**Selected excerpt:**
★ ★ ★ ★ ★

# Can a pigeon toed horse do endurance?



## churumbeque (Dec 20, 2009)

Legs obviously are an important factor in endurance. I would say no but you won't really know until you do it and have a problem. How bad is it? Can you post a photo?


----------



## Dreamcatcher Arabians (Nov 14, 2010)

I'd try her on some of the shorter rides and see how she holds up. If she gets sore, then no. If she doesn't, then yes.


----------



## gypsygirl (Oct 15, 2009)

It depends on how bad it is. My pigeons tied horse did eventing and was just fine
_Posted via Mobile Device_


----------



## beau159 (Oct 4, 2010)

Depends on the horse. 

My Red is a little pigeon-toed (worse on his left front) but it doesn't seem to affect him with barrel racing. And actually, I shoe him (for other reasons) and my farrier is able to help him compensate for him being pigeon-toed with shoes. He will offset the left shoe very slightly to the outside to help him land/load pressure more evenly. We can't change his conformation; but we can change a few things with the shoes. 

I would say give it a try. You won't know how he'll hold up unless you try. Some are just fine. 

Plus, doesn't that old wives tale say that pigeon-toed horses are fast horses? ;-)


----------



## phantomhorse13 (Feb 18, 2011)

Nice thing about a pigeon-toed horse is it sure isn't likely to interfere. 

As other have said, no way to know without trying. If she enjoys the trail and trains well, you can start her in the shorter distances and see how she holds up. Obviously you wouldn't be _racing_ her (as in trying to win) for a couple years anyway, so see what think thinks of LSD (long, slow distance). She will be the best one to tell you what is and isn't in her ability.

★ ★ ★ ★ ★

**Dataset extract:**
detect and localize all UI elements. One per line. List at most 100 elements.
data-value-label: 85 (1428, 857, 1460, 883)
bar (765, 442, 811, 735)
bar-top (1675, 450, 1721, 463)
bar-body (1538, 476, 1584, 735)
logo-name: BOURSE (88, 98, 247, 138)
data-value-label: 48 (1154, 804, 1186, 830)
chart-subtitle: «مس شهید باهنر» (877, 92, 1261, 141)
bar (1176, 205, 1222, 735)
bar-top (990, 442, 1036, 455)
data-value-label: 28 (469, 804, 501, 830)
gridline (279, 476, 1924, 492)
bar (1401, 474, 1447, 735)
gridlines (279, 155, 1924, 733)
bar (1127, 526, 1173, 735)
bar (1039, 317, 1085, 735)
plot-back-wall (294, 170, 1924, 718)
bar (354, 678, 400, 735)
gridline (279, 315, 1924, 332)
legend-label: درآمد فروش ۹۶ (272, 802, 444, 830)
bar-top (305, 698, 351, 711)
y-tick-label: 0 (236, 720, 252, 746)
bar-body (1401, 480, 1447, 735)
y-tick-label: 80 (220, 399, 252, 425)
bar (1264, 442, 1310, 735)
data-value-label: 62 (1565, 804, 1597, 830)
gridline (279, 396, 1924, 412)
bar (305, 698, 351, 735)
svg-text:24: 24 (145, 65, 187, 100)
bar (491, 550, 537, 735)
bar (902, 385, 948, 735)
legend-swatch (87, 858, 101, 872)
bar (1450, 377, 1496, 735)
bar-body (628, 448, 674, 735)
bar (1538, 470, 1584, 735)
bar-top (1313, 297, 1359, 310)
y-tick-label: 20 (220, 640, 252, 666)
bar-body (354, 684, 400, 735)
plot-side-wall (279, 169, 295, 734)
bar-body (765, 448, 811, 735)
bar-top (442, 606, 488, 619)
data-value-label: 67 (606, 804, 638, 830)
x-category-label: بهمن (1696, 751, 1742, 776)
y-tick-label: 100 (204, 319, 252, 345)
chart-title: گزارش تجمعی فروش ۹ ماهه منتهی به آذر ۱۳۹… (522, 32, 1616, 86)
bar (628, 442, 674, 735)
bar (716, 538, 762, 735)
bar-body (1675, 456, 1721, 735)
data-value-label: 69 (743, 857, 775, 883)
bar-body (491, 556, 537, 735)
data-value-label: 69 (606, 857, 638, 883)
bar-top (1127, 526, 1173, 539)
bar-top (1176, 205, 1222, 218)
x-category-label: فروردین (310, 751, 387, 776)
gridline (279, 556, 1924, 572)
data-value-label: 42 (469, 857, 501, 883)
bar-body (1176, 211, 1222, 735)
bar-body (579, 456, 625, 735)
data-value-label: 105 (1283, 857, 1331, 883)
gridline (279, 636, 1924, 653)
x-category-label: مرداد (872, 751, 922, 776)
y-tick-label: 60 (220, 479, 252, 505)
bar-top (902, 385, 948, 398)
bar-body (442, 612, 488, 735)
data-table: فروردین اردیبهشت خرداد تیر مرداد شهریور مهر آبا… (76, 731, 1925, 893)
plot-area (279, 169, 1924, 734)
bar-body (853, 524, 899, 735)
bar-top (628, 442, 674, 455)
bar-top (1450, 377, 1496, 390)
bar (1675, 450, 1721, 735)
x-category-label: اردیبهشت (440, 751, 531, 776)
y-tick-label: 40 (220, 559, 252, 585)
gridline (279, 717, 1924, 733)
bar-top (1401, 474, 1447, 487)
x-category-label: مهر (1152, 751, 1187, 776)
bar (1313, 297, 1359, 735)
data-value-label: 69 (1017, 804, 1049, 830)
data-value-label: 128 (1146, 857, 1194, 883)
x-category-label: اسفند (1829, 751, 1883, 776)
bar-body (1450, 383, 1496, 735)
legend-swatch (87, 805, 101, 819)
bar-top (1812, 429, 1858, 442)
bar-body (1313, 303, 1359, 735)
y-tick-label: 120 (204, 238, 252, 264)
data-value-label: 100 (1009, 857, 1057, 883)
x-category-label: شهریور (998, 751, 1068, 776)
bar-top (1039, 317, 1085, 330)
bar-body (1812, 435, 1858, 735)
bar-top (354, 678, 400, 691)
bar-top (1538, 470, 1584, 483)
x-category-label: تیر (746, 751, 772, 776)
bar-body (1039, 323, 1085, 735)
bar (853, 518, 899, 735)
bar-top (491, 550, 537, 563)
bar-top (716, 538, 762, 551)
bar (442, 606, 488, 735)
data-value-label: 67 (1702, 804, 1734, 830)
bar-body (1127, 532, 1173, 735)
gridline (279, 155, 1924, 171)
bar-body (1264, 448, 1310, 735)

★ ★ ★ ★ ★

**What is required:**
Using the pigeon-toed horse thread, decide whether each statement agrees with it: (a) beau159's farrier offsets the left shoe slightly toward the inside, (b) Dreamcatcher Arabians suggests trying the horse on shorter rides first, (c) phantomhorse13 says a pigeon-toed horse is likely to interfere. Answer yes or no for each and quote the words that decide it. The records were taken from a different source.

**Response to the exercise:**
(a) No: "He will offset the left shoe very slightly to the outside to help him land/load pressure more evenly."
(b) Yes: "I'd try her on some of the shorter rides and see how she holds up."
(c) No: "Nice thing about a pigeon-toed horse is it sure isn't likely to interfere."